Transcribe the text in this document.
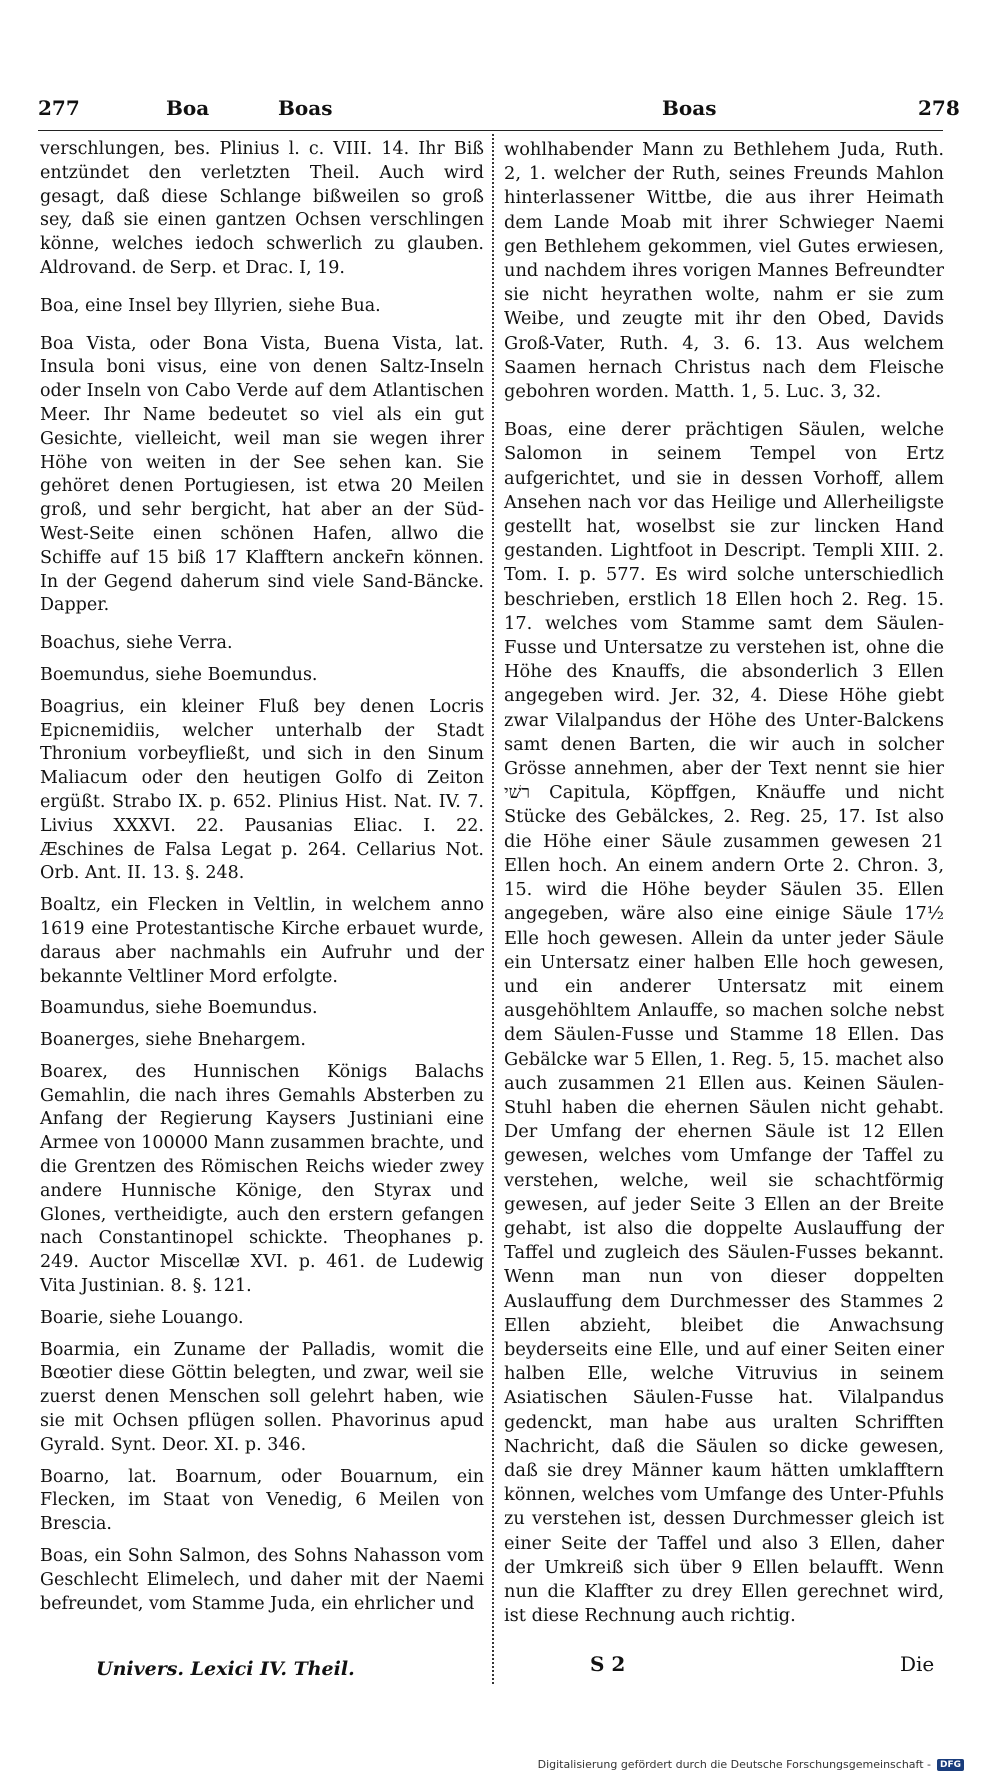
277	Boa	Boas	Boas	278

verschlungen, bes. Plinius l. c. VIII. 14. Ihr Biß entzündet den verletzten Theil. Auch wird gesagt, daß diese Schlange bißweilen so groß sey, daß sie einen gantzen Ochsen verschlingen könne, welches iedoch schwerlich zu glauben. Aldrovand. de Serp. et Drac. I, 19.

Boa, eine Insel bey Illyrien, siehe Bua.

Boa Vista, oder Bona Vista, Buena Vista, lat. Insula boni visus, eine von denen Saltz-Inseln oder Inseln von Cabo Verde auf dem Atlantischen Meer. Ihr Name bedeutet so viel als ein gut Gesichte, vielleicht, weil man sie wegen ihrer Höhe von weiten in der See sehen kan. Sie gehöret denen Portugiesen, ist etwa 20 Meilen groß, und sehr bergicht, hat aber an der Süd-West-Seite einen schönen Hafen, allwo die Schiffe auf 15 biß 17 Klafftern ancker̄n können. In der Gegend daherum sind viele Sand-Bäncke. Dapper.

Boachus, siehe Verra.

Boemundus, siehe Boemundus.

Boagrius, ein kleiner Fluß bey denen Locris Epicnemidiis, welcher unterhalb der Stadt Thronium vorbeyfließt, und sich in den Sinum Maliacum oder den heutigen Golfo di Zeiton ergüßt. Strabo IX. p. 652. Plinius Hist. Nat. IV. 7. Livius XXXVI. 22. Pausanias Eliac. I. 22. Æschines de Falsa Legat p. 264. Cellarius Not. Orb. Ant. II. 13. §. 248.

Boaltz, ein Flecken in Veltlin, in welchem anno 1619 eine Protestantische Kirche erbauet wurde, daraus aber nachmahls ein Aufruhr und der bekannte Veltliner Mord erfolgte.

Boamundus, siehe Boemundus.

Boanerges, siehe Bnehargem.

Boarex, des Hunnischen Königs Balachs Gemahlin, die nach ihres Gemahls Absterben zu Anfang der Regierung Kaysers Justiniani eine Armee von 100000 Mann zusammen brachte, und die Grentzen des Römischen Reichs wieder zwey andere Hunnische Könige, den Styrax und Glones, vertheidigte, auch den erstern gefangen nach Constantinopel schickte. Theophanes p. 249. Auctor Miscellæ XVI. p. 461. de Ludewig Vita Justinian. 8. §. 121.

Boarie, siehe Louango.

Boarmia, ein Zuname der Palladis, womit die Bœotier diese Göttin belegten, und zwar, weil sie zuerst denen Menschen soll gelehrt haben, wie sie mit Ochsen pflügen sollen. Phavorinus apud Gyrald. Synt. Deor. XI. p. 346.

Boarno, lat. Boarnum, oder Bouarnum, ein Flecken, im Staat von Venedig, 6 Meilen von Brescia.

Boas, ein Sohn Salmon, des Sohns Nahasson vom Geschlecht Elimelech, und daher mit der Naemi befreundet, vom Stamme Juda, ein ehrlicher und

wohlhabender Mann zu Bethlehem Juda, Ruth. 2, 1. welcher der Ruth, seines Freunds Mahlon hinterlassener Wittbe, die aus ihrer Heimath dem Lande Moab mit ihrer Schwieger Naemi gen Bethlehem gekommen, viel Gutes erwiesen, und nachdem ihres vorigen Mannes Befreundter sie nicht heyrathen wolte, nahm er sie zum Weibe, und zeugte mit ihr den Obed, Davids Groß-Vater, Ruth. 4, 3. 6. 13. Aus welchem Saamen hernach Christus nach dem Fleische gebohren worden. Matth. 1, 5. Luc. 3, 32.

Boas, eine derer prächtigen Säulen, welche Salomon in seinem Tempel von Ertz aufgerichtet, und sie in dessen Vorhoff, allem Ansehen nach vor das Heilige und Allerheiligste gestellt hat, woselbst sie zur lincken Hand gestanden. Lightfoot in Descript. Templi XIII. 2. Tom. I. p. 577. Es wird solche unterschiedlich beschrieben, erstlich 18 Ellen hoch 2. Reg. 15. 17. welches vom Stamme samt dem Säulen-Fusse und Untersatze zu verstehen ist, ohne die Höhe des Knauffs, die absonderlich 3 Ellen angegeben wird. Jer. 32, 4. Diese Höhe giebt zwar Vilalpandus der Höhe des Unter-Balckens samt denen Barten, die wir auch in solcher Grösse annehmen, aber der Text nennt sie hier רשׁי Capitula, Köpffgen, Knäuffe und nicht Stücke des Gebälckes, 2. Reg. 25, 17. Ist also die Höhe einer Säule zusammen gewesen 21 Ellen hoch. An einem andern Orte 2. Chron. 3, 15. wird die Höhe beyder Säulen 35. Ellen angegeben, wäre also eine einige Säule 17½ Elle hoch gewesen. Allein da unter jeder Säule ein Untersatz einer halben Elle hoch gewesen, und ein anderer Untersatz mit einem ausgehöhltem Anlauffe, so machen solche nebst dem Säulen-Fusse und Stamme 18 Ellen. Das Gebälcke war 5 Ellen, 1. Reg. 5, 15. machet also auch zusammen 21 Ellen aus. Keinen Säulen-Stuhl haben die ehernen Säulen nicht gehabt. Der Umfang der ehernen Säule ist 12 Ellen gewesen, welches vom Umfange der Taffel zu verstehen, welche, weil sie schachtförmig gewesen, auf jeder Seite 3 Ellen an der Breite gehabt, ist also die doppelte Auslauffung der Taffel und zugleich des Säulen-Fusses bekannt. Wenn man nun von dieser doppelten Auslauffung dem Durchmesser des Stammes 2 Ellen abzieht, bleibet die Anwachsung beyderseits eine Elle, und auf einer Seiten einer halben Elle, welche Vitruvius in seinem Asiatischen Säulen-Fusse hat. Vilalpandus gedenckt, man habe aus uralten Schrifften Nachricht, daß die Säulen so dicke gewesen, daß sie drey Männer kaum hätten umklafftern können, welches vom Umfange des Unter-Pfuhls zu verstehen ist, dessen Durchmesser gleich ist einer Seite der Taffel und also 3 Ellen, daher der Umkreiß sich über 9 Ellen belaufft. Wenn nun die Klaffter zu drey Ellen gerechnet wird, ist diese Rechnung auch richtig.

Univers. Lexici IV. Theil.	S 2	Die
Digitalisierung gefördert durch die Deutsche Forschungsgemeinschaft -	DFG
════════
AIM OF THE EXERCISE — Go through the data above and find the lines with the word "Boemundus". Copy each of those lines.

OUTPUT BELOW —
Boemundus, siehe Boemundus.
Boamundus, siehe Boemundus.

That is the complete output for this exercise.